■ **WRITTEN INSTRUCTION**:
Filter the lines below, copying only those with the string "ESTUDIO".

■ **PROVIDED MATERIAL**:
━━━
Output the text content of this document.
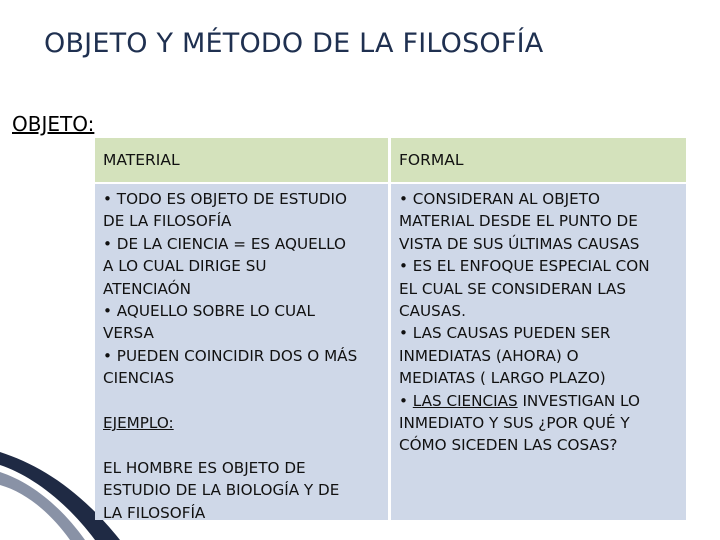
OBJETO Y MÉTODO DE LA FILOSOFÍA
OBJETO:
MATERIAL	FORMAL

• TODO ES OBJETO DE ESTUDIO

DE LA FILOSOFÍA

• DE LA CIENCIA = ES AQUELLO

A LO CUAL DIRIGE SU

ATENCIAÓN

• AQUELLO SOBRE LO CUAL

VERSA

• PUEDEN COINCIDIR DOS O MÁS

CIENCIAS

EJEMPLO:

EL HOMBRE ES OBJETO DE

ESTUDIO DE LA BIOLOGÍA Y DE

LA FILOSOFÍA

• CONSIDERAN AL OBJETO

MATERIAL DESDE EL PUNTO DE

VISTA DE SUS ÚLTIMAS CAUSAS

• ES EL ENFOQUE ESPECIAL CON

EL CUAL SE CONSIDERAN LAS

CAUSAS.

• LAS CAUSAS PUEDEN SER

INMEDIATAS (AHORA) O

MEDIATAS ( LARGO PLAZO)

• LAS CIENCIAS INVESTIGAN LO

INMEDIATO Y SUS ¿POR QUÉ Y

CÓMO SICEDEN LAS COSAS?
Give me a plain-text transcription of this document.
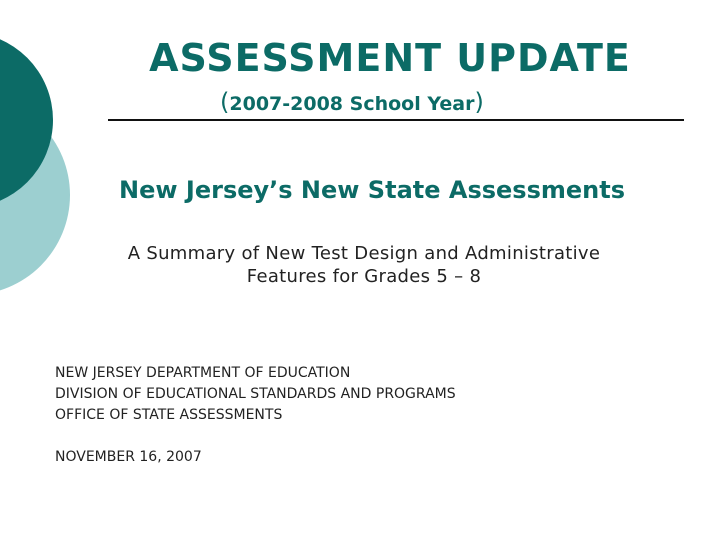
ASSESSMENT UPDATE
(2007-2008 School Year)
New Jersey’s New State Assessments
A Summary of New Test Design and Administrative
Features for Grades 5 – 8
NEW JERSEY DEPARTMENT OF EDUCATION
DIVISION OF EDUCATIONAL STANDARDS AND PROGRAMS
OFFICE OF STATE ASSESSMENTS
NOVEMBER 16, 2007
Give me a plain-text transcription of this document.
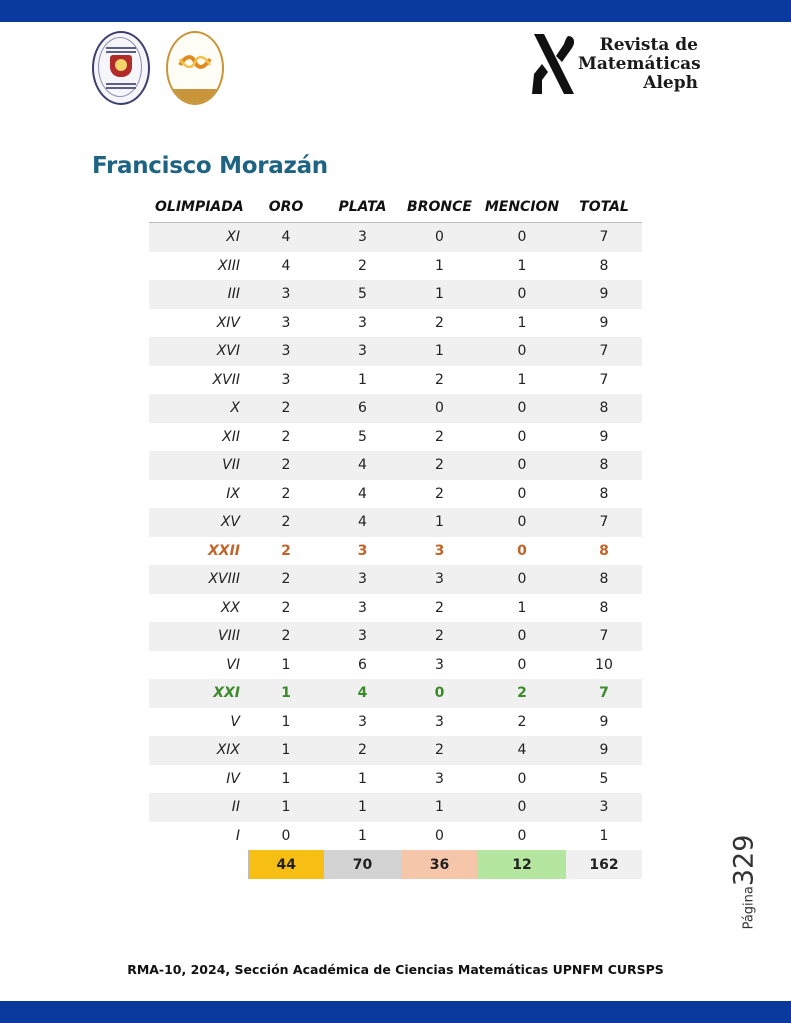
Revista de
Matemáticas
Aleph
Francisco Morazán
OLIMPIADA	ORO	PLATA	BRONCE	MENCION	TOTAL
XI	4	3	0	0	7
XIII	4	2	1	1	8
III	3	5	1	0	9
XIV	3	3	2	1	9
XVI	3	3	1	0	7
XVII	3	1	2	1	7
X	2	6	0	0	8
XII	2	5	2	0	9
VII	2	4	2	0	8
IX	2	4	2	0	8
XV	2	4	1	0	7
XXII	2	3	3	0	8
XVIII	2	3	3	0	8
XX	2	3	2	1	8
VIII	2	3	2	0	7
VI	1	6	3	0	10
XXI	1	4	0	2	7
V	1	3	3	2	9
XIX	1	2	2	4	9
IV	1	1	3	0	5
II	1	1	1	0	3
I	0	1	0	0	1
	44	70	36	12	162
Página329
RMA-10, 2024, Sección Académica de Ciencias Matemáticas UPNFM CURSPS
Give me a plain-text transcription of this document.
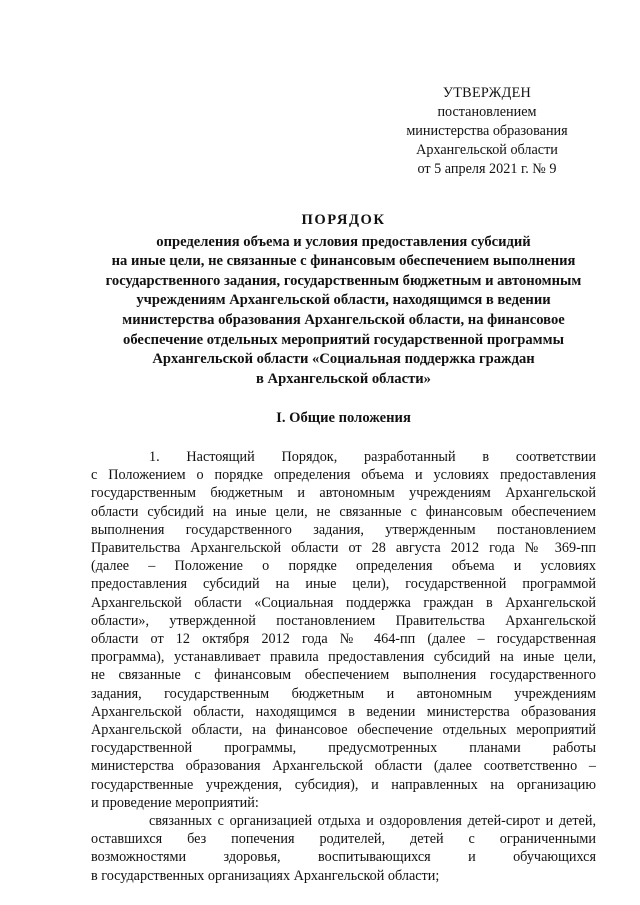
УТВЕРЖДЕН
постановлением
министерства образования
Архангельской области
от 5 апреля 2021 г. № 9
ПОРЯДОК
определения объема и условия предоставления субсидий
на иные цели, не связанные с финансовым обеспечением выполнения
государственного задания, государственным бюджетным и автономным
учреждениям Архангельской области, находящимся в ведении
министерства образования Архангельской области, на финансовое
обеспечение отдельных мероприятий государственной программы
Архангельской области «Социальная поддержка граждан
в Архангельской области»
I. Общие положения
1. Настоящий Порядок, разработанный в соответствии
с Положением о порядке определения объема и условиях предоставления
государственным бюджетным и автономным учреждениям Архангельской
области субсидий на иные цели, не связанные с финансовым обеспечением
выполнения государственного задания, утвержденным постановлением
Правительства Архангельской области от 28 августа 2012 года № 369-пп
(далее – Положение о порядке определения объема и условиях
предоставления субсидий на иные цели), государственной программой
Архангельской области «Социальная поддержка граждан в Архангельской
области», утвержденной постановлением Правительства Архангельской
области от 12 октября 2012 года № 464-пп (далее – государственная
программа), устанавливает правила предоставления субсидий на иные цели,
не связанные с финансовым обеспечением выполнения государственного
задания, государственным бюджетным и автономным учреждениям
Архангельской области, находящимся в ведении министерства образования
Архангельской области, на финансовое обеспечение отдельных мероприятий
государственной программы, предусмотренных планами работы
министерства образования Архангельской области (далее соответственно –
государственные учреждения, субсидия), и направленных на организацию
и проведение мероприятий:
связанных с организацией отдыха и оздоровления детей-сирот и детей,
оставшихся без попечения родителей, детей с ограниченными
возможностями здоровья, воспитывающихся и обучающихся
в государственных организациях Архангельской области;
━━━
■ **EXERCISE SOLUTION**:
• TODO ES OBJETO DE ESTUDIO
ESTUDIO DE LA BIOLOGÍA Y DE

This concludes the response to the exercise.